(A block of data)
'''
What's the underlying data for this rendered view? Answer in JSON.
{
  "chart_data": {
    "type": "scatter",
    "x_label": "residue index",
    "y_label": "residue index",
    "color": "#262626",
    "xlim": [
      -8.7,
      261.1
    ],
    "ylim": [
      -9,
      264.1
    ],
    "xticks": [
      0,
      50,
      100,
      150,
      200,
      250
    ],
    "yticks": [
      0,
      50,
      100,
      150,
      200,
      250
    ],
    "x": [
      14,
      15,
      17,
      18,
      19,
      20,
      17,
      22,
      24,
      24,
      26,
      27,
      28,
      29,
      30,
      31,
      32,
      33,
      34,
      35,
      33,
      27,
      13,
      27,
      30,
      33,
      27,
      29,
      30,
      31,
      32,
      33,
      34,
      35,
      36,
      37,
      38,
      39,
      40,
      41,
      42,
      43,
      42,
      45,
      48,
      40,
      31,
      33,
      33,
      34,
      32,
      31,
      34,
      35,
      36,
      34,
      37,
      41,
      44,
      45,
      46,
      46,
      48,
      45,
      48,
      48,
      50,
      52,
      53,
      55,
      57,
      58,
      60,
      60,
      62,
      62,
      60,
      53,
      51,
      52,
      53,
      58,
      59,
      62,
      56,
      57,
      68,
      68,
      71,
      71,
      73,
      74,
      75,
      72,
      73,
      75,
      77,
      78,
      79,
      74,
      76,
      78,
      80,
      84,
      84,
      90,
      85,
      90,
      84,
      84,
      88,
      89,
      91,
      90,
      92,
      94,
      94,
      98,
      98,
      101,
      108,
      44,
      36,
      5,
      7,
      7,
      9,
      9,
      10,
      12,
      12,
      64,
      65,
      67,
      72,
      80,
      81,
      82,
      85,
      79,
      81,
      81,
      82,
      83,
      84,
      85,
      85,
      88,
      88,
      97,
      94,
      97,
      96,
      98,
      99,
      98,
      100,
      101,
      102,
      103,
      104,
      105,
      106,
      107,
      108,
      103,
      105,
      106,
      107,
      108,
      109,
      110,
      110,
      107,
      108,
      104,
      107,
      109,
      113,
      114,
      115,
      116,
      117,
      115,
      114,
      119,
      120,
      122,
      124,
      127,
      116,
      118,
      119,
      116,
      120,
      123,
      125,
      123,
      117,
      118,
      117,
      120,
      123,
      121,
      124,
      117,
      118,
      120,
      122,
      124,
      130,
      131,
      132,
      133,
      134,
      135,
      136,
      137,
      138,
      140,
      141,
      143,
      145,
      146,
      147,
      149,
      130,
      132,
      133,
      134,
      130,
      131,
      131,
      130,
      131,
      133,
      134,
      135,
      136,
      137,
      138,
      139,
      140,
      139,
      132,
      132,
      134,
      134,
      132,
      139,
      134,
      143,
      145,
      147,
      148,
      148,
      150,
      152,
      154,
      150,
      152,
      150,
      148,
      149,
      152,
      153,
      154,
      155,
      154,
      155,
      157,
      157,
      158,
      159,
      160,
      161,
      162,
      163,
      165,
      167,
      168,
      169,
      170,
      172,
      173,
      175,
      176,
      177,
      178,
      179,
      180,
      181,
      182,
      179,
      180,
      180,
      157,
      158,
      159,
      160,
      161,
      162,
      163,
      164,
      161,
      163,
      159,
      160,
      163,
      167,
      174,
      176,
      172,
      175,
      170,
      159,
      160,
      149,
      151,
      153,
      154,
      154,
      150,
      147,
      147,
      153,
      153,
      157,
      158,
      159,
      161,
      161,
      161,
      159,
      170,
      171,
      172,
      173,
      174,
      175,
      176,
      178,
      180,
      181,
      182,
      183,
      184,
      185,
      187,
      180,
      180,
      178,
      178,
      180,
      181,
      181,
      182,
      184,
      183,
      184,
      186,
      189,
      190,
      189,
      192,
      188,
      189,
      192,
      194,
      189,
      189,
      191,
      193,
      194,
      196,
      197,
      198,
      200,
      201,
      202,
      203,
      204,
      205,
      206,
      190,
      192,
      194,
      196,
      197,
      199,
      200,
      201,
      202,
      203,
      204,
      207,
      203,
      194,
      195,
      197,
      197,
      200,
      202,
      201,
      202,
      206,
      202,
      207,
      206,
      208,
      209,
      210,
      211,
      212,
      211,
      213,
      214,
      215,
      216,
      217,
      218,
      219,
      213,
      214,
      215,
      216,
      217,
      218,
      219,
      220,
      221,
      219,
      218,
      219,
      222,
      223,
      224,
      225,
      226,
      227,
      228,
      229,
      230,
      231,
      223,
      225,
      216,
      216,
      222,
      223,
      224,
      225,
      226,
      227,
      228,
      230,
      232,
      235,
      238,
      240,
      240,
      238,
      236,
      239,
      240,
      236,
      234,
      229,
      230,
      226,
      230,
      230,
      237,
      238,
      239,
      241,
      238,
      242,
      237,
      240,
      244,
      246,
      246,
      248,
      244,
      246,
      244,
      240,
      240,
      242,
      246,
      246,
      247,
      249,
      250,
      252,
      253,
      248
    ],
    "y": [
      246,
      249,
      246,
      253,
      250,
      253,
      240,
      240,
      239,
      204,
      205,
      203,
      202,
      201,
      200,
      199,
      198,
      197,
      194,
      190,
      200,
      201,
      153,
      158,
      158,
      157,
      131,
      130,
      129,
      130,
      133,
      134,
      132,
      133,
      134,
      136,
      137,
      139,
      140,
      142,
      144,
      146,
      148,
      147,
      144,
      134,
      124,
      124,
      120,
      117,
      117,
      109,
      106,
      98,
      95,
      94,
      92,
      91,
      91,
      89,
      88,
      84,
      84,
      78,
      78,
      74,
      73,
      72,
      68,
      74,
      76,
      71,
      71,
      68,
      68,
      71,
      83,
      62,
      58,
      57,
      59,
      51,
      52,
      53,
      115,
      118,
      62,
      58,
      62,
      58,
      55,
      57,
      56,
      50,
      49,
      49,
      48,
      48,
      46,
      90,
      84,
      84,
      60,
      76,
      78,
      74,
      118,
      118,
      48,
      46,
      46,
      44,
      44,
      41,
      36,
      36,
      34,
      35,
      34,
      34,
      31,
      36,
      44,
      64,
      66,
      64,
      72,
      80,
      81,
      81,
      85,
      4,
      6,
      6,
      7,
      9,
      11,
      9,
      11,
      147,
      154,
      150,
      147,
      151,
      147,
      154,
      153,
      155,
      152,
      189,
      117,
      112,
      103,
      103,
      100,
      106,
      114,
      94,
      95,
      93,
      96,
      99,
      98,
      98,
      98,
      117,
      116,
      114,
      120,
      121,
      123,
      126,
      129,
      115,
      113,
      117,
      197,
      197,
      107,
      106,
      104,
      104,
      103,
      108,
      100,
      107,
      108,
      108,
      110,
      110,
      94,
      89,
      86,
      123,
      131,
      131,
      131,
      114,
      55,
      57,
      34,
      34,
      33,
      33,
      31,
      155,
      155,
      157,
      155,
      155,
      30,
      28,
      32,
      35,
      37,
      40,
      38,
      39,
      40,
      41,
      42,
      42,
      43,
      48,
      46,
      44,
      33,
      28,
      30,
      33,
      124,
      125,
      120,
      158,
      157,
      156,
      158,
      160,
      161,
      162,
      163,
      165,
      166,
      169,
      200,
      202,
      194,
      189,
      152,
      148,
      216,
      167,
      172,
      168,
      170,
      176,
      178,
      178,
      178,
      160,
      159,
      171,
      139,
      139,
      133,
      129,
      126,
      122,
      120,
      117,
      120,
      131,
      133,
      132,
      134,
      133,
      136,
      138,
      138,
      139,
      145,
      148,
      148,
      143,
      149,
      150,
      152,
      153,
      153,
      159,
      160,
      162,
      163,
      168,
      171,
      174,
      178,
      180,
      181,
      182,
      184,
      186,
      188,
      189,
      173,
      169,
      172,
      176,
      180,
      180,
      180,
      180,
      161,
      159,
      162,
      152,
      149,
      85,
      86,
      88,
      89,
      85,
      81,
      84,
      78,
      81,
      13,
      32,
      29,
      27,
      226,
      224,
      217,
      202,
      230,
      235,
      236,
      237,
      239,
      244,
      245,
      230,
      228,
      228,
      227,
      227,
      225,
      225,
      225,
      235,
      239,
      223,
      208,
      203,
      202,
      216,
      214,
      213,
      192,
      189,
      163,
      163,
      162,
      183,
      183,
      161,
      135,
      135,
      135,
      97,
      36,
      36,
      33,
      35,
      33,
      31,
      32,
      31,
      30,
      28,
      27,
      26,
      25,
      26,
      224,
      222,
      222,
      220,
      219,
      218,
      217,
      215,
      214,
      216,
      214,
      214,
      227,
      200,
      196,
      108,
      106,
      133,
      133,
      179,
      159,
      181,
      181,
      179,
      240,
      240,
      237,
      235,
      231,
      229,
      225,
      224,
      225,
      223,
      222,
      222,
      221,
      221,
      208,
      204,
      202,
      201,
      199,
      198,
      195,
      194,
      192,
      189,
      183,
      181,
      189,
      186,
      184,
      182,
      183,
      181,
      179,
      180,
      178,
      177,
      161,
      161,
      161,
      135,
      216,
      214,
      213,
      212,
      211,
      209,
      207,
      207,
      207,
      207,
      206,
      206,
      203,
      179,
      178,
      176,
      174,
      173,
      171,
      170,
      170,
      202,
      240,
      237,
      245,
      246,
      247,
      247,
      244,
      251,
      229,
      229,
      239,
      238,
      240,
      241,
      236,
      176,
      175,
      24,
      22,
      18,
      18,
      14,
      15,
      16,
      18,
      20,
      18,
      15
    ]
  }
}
'''
### Instruction
Each line that has the word "index" counts once. How many such lines are in the data? Give the number alone.

### Output
2